(Stored data entries)
================================

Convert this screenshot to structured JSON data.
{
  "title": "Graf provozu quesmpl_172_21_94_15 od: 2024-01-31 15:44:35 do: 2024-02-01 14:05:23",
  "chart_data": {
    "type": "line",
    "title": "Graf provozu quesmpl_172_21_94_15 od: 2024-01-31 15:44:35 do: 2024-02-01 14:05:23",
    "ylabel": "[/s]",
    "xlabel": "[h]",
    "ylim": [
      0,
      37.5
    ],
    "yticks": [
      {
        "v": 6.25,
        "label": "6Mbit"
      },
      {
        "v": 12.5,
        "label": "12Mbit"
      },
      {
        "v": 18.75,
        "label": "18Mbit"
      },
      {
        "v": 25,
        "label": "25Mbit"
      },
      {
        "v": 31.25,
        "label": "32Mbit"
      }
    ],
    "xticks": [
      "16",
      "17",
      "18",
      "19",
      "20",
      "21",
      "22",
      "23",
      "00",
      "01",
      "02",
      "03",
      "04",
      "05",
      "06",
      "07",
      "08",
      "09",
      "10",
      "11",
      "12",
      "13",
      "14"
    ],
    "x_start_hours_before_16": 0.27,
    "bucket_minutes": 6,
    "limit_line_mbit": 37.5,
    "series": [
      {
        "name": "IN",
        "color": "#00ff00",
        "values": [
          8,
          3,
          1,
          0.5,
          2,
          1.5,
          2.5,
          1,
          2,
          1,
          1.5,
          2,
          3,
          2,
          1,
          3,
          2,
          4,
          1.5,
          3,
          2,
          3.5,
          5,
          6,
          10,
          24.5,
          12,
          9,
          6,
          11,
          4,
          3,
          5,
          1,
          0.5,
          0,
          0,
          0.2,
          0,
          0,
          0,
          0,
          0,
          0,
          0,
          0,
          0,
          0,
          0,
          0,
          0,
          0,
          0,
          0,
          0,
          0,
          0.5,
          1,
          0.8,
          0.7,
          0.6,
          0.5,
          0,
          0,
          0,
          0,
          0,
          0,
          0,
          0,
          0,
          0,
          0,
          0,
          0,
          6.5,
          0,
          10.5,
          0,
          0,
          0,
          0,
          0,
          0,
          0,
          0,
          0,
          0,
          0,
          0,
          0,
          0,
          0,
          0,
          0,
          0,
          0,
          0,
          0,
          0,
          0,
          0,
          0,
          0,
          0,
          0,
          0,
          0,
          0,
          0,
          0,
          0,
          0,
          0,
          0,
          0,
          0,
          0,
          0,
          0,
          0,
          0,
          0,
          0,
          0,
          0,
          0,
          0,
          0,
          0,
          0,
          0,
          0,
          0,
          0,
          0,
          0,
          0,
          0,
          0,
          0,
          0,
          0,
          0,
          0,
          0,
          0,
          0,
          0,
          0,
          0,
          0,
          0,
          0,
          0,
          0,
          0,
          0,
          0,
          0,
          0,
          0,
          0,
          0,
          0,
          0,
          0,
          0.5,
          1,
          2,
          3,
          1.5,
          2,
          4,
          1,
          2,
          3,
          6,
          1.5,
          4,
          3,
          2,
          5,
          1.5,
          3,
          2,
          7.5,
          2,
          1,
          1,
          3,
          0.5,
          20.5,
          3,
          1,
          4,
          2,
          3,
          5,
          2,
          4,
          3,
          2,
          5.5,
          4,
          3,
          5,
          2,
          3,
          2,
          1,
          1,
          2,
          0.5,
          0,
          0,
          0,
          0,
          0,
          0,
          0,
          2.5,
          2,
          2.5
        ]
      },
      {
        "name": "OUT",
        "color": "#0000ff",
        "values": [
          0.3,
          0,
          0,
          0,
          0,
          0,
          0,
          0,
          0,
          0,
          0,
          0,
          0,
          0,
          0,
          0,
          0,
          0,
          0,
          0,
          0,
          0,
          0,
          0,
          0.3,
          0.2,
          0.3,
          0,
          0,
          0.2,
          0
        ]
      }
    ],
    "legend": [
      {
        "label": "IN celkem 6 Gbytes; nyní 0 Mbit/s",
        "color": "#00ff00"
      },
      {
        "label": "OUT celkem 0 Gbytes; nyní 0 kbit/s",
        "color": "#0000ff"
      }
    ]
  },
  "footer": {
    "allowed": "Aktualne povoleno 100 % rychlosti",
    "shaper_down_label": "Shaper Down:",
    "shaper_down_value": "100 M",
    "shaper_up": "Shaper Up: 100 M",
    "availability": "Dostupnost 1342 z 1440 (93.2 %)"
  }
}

================================

• Do this
Please repeat all the records above exactly as they appear.

• Exercise output
Convert this screenshot to structured JSON data.
{
  "title": "Graf provozu quesmpl_172_21_94_15 od: 2024-01-31 15:44:35 do: 2024-02-01 14:05:23",
  "chart_data": {
    "type": "line",
    "title": "Graf provozu quesmpl_172_21_94_15 od: 2024-01-31 15:44:35 do: 2024-02-01 14:05:23",
    "ylabel": "[/s]",
    "xlabel": "[h]",
    "ylim": [
      0,
      37.5
    ],
    "yticks": [
      {
        "v": 6.25,
        "label": "6Mbit"
      },
      {
        "v": 12.5,
        "label": "12Mbit"
      },
      {
        "v": 18.75,
        "label": "18Mbit"
      },
      {
        "v": 25,
        "label": "25Mbit"
      },
      {
        "v": 31.25,
        "label": "32Mbit"
      }
    ],
    "xticks": [
      "16",
      "17",
      "18",
      "19",
      "20",
      "21",
      "22",
      "23",
      "00",
      "01",
      "02",
      "03",
      "04",
      "05",
      "06",
      "07",
      "08",
      "09",
      "10",
      "11",
      "12",
      "13",
      "14"
    ],
    "x_start_hours_before_16": 0.27,
    "bucket_minutes": 6,
    "limit_line_mbit": 37.5,
    "series": [
      {
        "name": "IN",
        "color": "#00ff00",
        "values": [
          8,
          3,
          1,
          0.5,
          2,
          1.5,
          2.5,
          1,
          2,
          1,
          1.5,
          2,
          3,
          2,
          1,
          3,
          2,
          4,
          1.5,
          3,
          2,
          3.5,
          5,
          6,
          10,
          24.5,
          12,
          9,
          6,
          11,
          4,
          3,
          5,
          1,
          0.5,
          0,
          0,
          0.2,
          0,
          0,
          0,
          0,
          0,
          0,
          0,
          0,
          0,
          0,
          0,
          0,
          0,
          0,
          0,
          0,
          0,
          0,
          0.5,
          1,
          0.8,
          0.7,
          0.6,
          0.5,
          0,
          0,
          0,
          0,
          0,
          0,
          0,
          0,
          0,
          0,
          0,
          0,
          0,
          6.5,
          0,
          10.5,
          0,
          0,
          0,
          0,
          0,
          0,
          0,
          0,
          0,
          0,
          0,
          0,
          0,
          0,
          0,
          0,
          0,
          0,
          0,
          0,
          0,
          0,
          0,
          0,
          0,
          0,
          0,
          0,
          0,
          0,
          0,
          0,
          0,
          0,
          0,
          0,
          0,
          0,
          0,
          0,
          0,
          0,
          0,
          0,
          0,
          0,
          0,
          0,
          0,
          0,
          0,
          0,
          0,
          0,
          0,
          0,
          0,
          0,
          0,
          0,
          0,
          0,
          0,
          0,
          0,
          0,
          0,
          0,
          0,
          0,
          0,
          0,
          0,
          0,
          0,
          0,
          0,
          0,
          0,
          0,
          0,
          0,
          0,
          0,
          0,
          0,
          0,
          0,
          0,
          0.5,
          1,
          2,
          3,
          1.5,
          2,
          4,
          1,
          2,
          3,
          6,
          1.5,
          4,
          3,
          2,
          5,
          1.5,
          3,
          2,
          7.5,
          2,
          1,
          1,
          3,
          0.5,
          20.5,
          3,
          1,
          4,
          2,
          3,
          5,
          2,
          4,
          3,
          2,
          5.5,
          4,
          3,
          5,
          2,
          3,
          2,
          1,
          1,
          2,
          0.5,
          0,
          0,
          0,
          0,
          0,
          0,
          0,
          2.5,
          2,
          2.5
        ]
      },
      {
        "name": "OUT",
        "color": "#0000ff",
        "values": [
          0.3,
          0,
          0,
          0,
          0,
          0,
          0,
          0,
          0,
          0,
          0,
          0,
          0,
          0,
          0,
          0,
          0,
          0,
          0,
          0,
          0,
          0,
          0,
          0,
          0.3,
          0.2,
          0.3,
          0,
          0,
          0.2,
          0
        ]
      }
    ],
    "legend": [
      {
        "label": "IN celkem 6 Gbytes; nyní 0 Mbit/s",
        "color": "#00ff00"
      },
      {
        "label": "OUT celkem 0 Gbytes; nyní 0 kbit/s",
        "color": "#0000ff"
      }
    ]
  },
  "footer": {
    "allowed": "Aktualne povoleno 100 % rychlosti",
    "shaper_down_label": "Shaper Down:",
    "shaper_down_value": "100 M",
    "shaper_up": "Shaper Up: 100 M",
    "availability": "Dostupnost 1342 z 1440 (93.2 %)"
  }
}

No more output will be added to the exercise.